Aim: Send back all the data below, exactly as given.

(Collected data entries)
::::::::::
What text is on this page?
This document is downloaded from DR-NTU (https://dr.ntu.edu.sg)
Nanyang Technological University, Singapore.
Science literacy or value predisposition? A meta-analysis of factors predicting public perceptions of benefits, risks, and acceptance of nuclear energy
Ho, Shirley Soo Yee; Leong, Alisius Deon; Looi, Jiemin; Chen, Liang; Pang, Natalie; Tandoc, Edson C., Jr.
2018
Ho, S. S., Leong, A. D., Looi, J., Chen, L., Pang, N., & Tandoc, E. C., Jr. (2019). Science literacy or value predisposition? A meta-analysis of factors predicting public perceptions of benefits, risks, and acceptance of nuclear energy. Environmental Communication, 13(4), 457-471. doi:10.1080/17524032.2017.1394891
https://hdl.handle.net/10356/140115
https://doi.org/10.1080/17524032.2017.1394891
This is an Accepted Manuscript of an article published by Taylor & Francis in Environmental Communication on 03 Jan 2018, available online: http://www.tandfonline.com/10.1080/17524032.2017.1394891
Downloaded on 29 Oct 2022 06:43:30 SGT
::::::::::
Response for this exercise:
What text is on this page?
This document is downloaded from DR-NTU (https://dr.ntu.edu.sg)
Nanyang Technological University, Singapore.
Science literacy or value predisposition? A meta-analysis of factors predicting public perceptions of benefits, risks, and acceptance of nuclear energy
Ho, Shirley Soo Yee; Leong, Alisius Deon; Looi, Jiemin; Chen, Liang; Pang, Natalie; Tandoc, Edson C., Jr.
2018
Ho, S. S., Leong, A. D., Looi, J., Chen, L., Pang, N., & Tandoc, E. C., Jr. (2019). Science literacy or value predisposition? A meta-analysis of factors predicting public perceptions of benefits, risks, and acceptance of nuclear energy. Environmental Communication, 13(4), 457-471. doi:10.1080/17524032.2017.1394891
https://hdl.handle.net/10356/140115
https://doi.org/10.1080/17524032.2017.1394891
This is an Accepted Manuscript of an article published by Taylor & Francis in Environmental Communication on 03 Jan 2018, available online: http://www.tandfonline.com/10.1080/17524032.2017.1394891
Downloaded on 29 Oct 2022 06:43:30 SGT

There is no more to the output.